(Data to process)
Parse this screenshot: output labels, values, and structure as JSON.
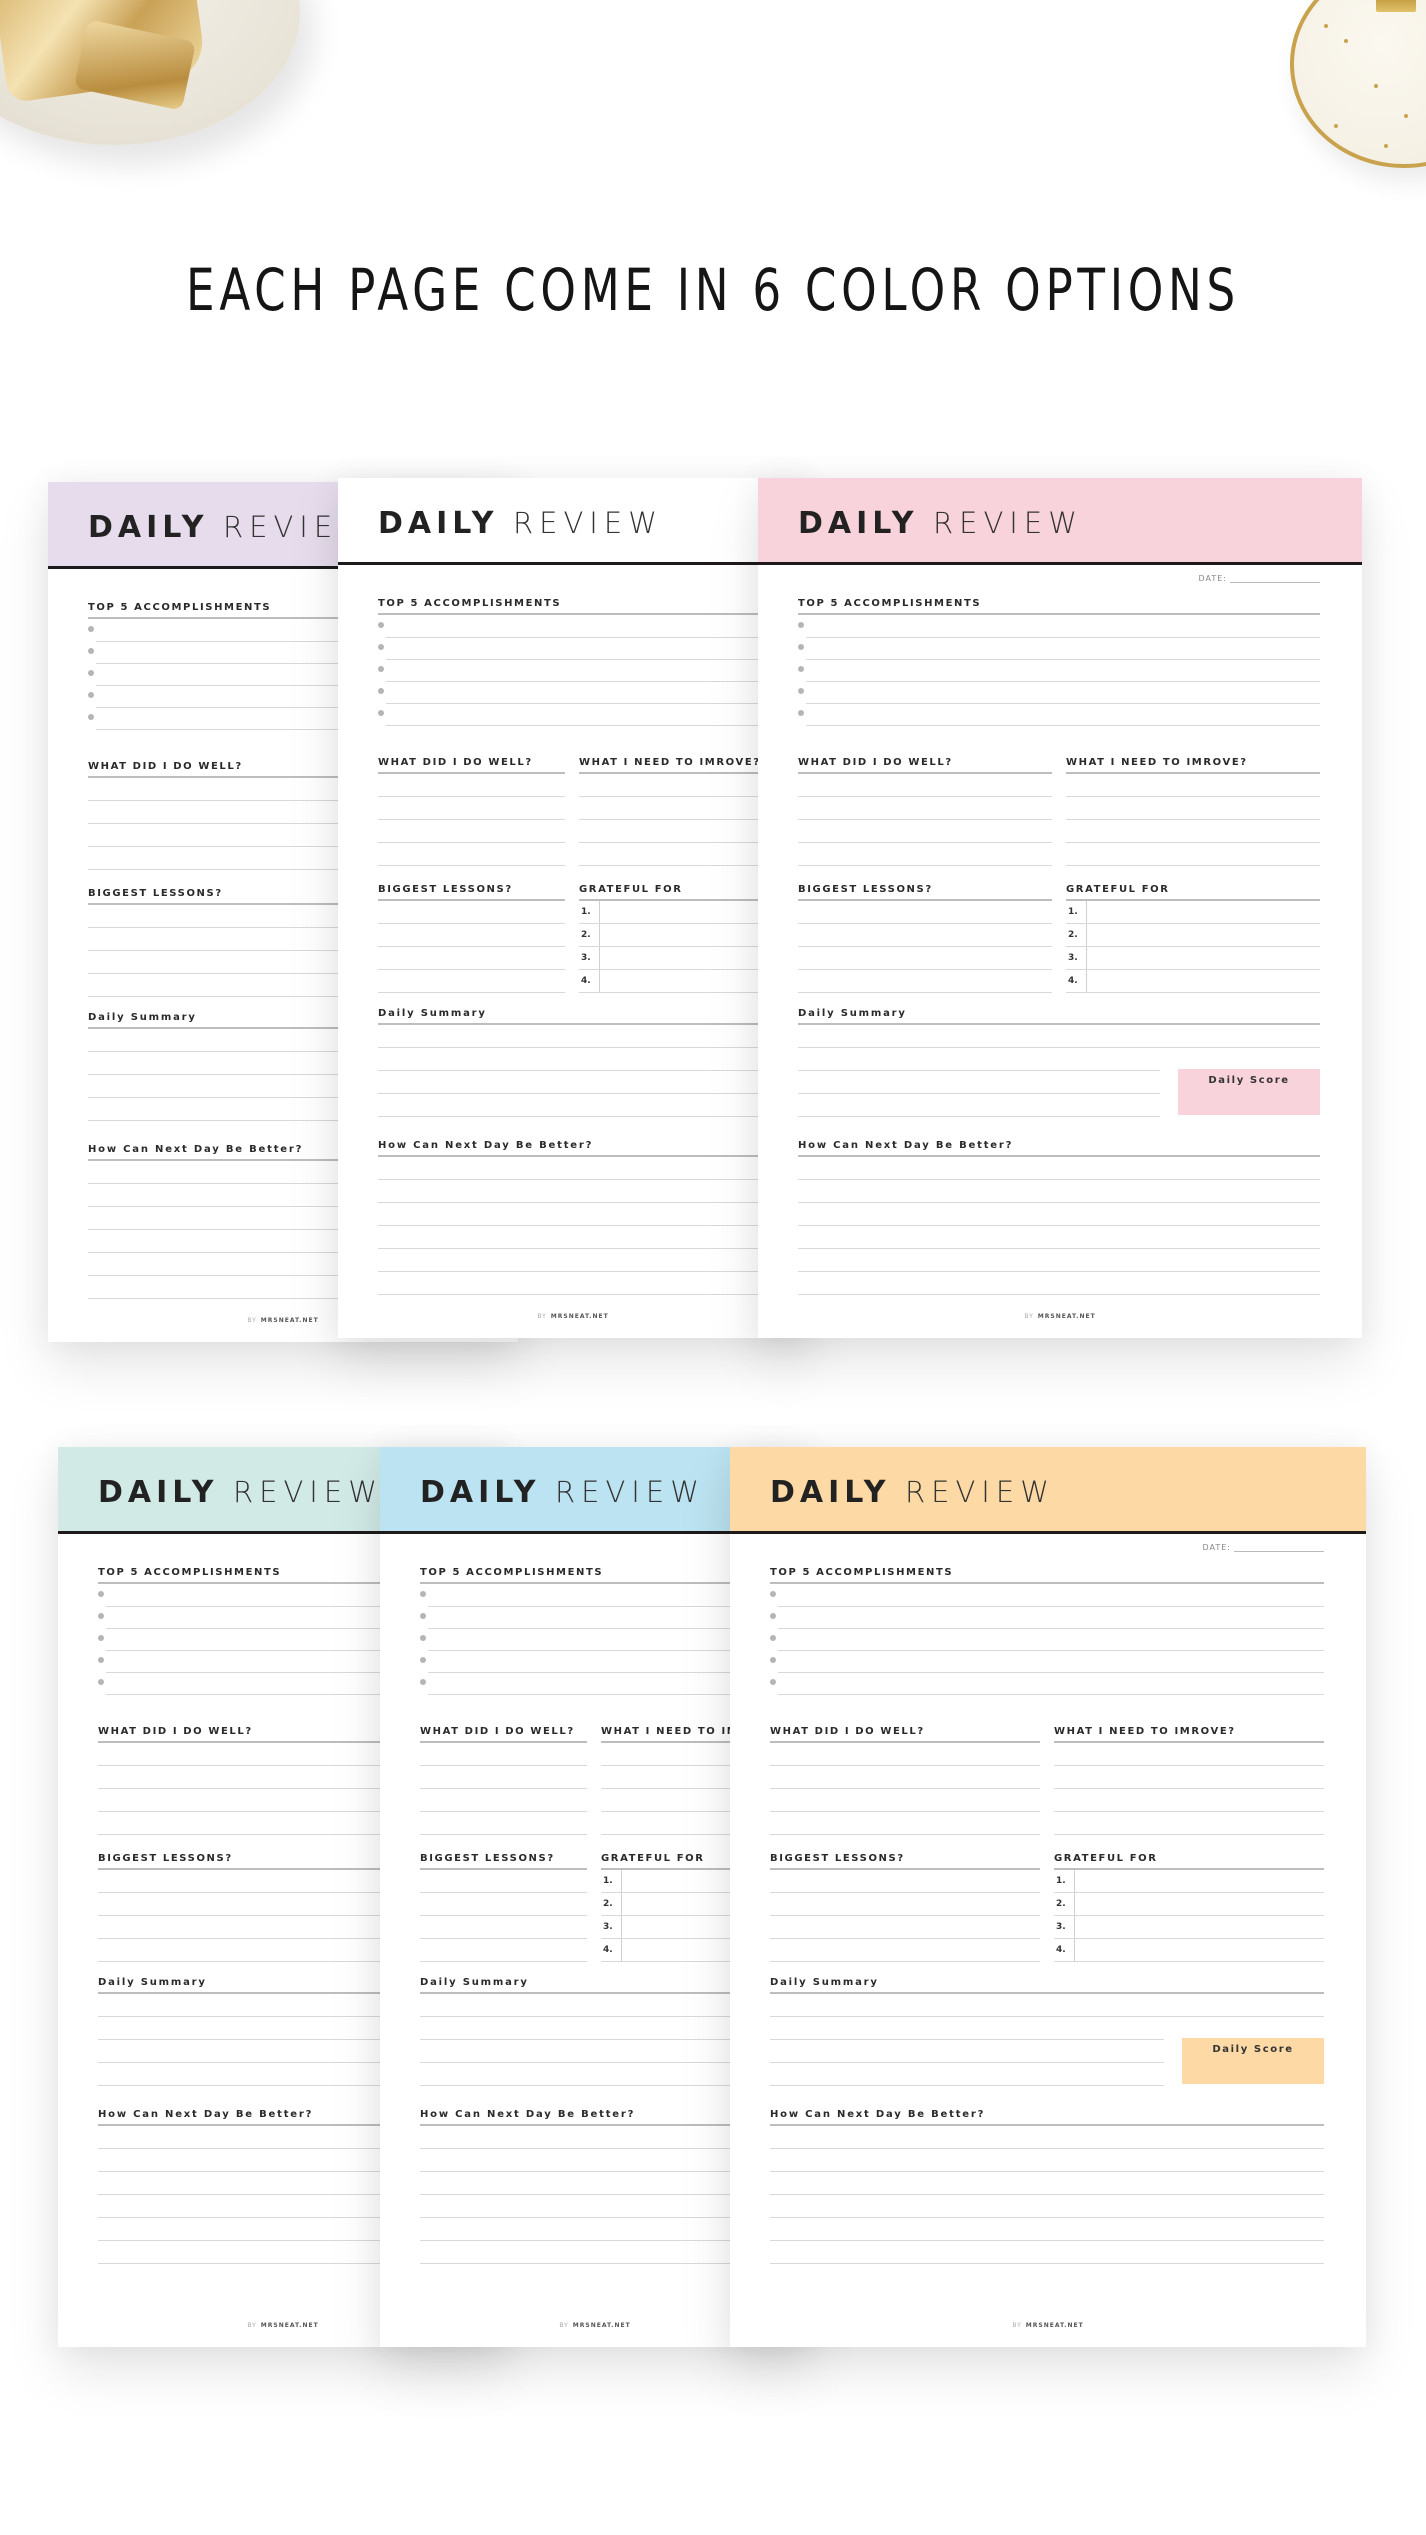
{
  "headline": "EACH PAGE COME IN 6 COLOR OPTIONS",
  "decor": {
    "top_left": "gold-binder-clips-bowl",
    "top_right": "gold-rim-plate-with-clip"
  },
  "planner": {
    "title_bold": "DAILY",
    "title_light": "REVIEW",
    "date_label": "DATE:",
    "sections": {
      "accomplishments": "TOP 5 ACCOMPLISHMENTS",
      "did_well": "WHAT DID I DO WELL?",
      "improve": "WHAT I NEED TO IMROVE?",
      "lessons": "BIGGEST LESSONS?",
      "grateful": "GRATEFUL FOR",
      "summary": "Daily Summary",
      "score": "Daily Score",
      "next_day": "How Can Next Day Be Better?"
    },
    "grateful_numbers": [
      "1.",
      "2.",
      "3.",
      "4."
    ],
    "footer_by": "BY",
    "footer_brand": "MRSNEAT.NET"
  },
  "color_options": [
    {
      "name": "lavender",
      "hex": "#e6dcec"
    },
    {
      "name": "white",
      "hex": "#ffffff"
    },
    {
      "name": "pink",
      "hex": "#f9d3dc"
    },
    {
      "name": "mint",
      "hex": "#d2eae6"
    },
    {
      "name": "sky-blue",
      "hex": "#bce3f1"
    },
    {
      "name": "peach",
      "hex": "#fcd9a5"
    }
  ]
}
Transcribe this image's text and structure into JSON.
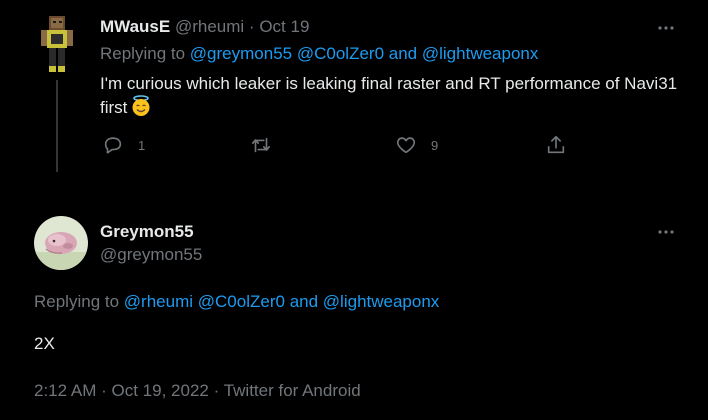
{
  "reply_tweet": {
    "author_name": "MWausE",
    "handle": "@rheumi",
    "separator": "·",
    "date": "Oct 19",
    "replying_prefix": "Replying to",
    "replying_to": [
      "@greymon55",
      "@C0olZer0"
    ],
    "replying_conjunction": "and",
    "replying_last": "@lightweaponx",
    "text": "I'm curious which leaker is leaking final raster and RT performance of Navi31 first",
    "emoji": "smiling-face-with-halo-icon",
    "reply_count": "1",
    "retweet_count": "",
    "like_count": "9"
  },
  "main_tweet": {
    "author_name": "Greymon55",
    "handle": "@greymon55",
    "replying_prefix": "Replying to",
    "replying_to": [
      "@rheumi",
      "@C0olZer0"
    ],
    "replying_conjunction": "and",
    "replying_last": "@lightweaponx",
    "text": "2X",
    "time": "2:12 AM",
    "separator": "·",
    "date": "Oct 19, 2022",
    "source": "Twitter for Android"
  },
  "colors": {
    "background": "#000000",
    "text": "#e7e9ea",
    "muted": "#71767b",
    "link": "#1d9bf0",
    "thread_line": "#333639"
  }
}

(What needs to be done)
Write the number of lines containing the word "gold" and nothing besides it.

(Correct answer)
2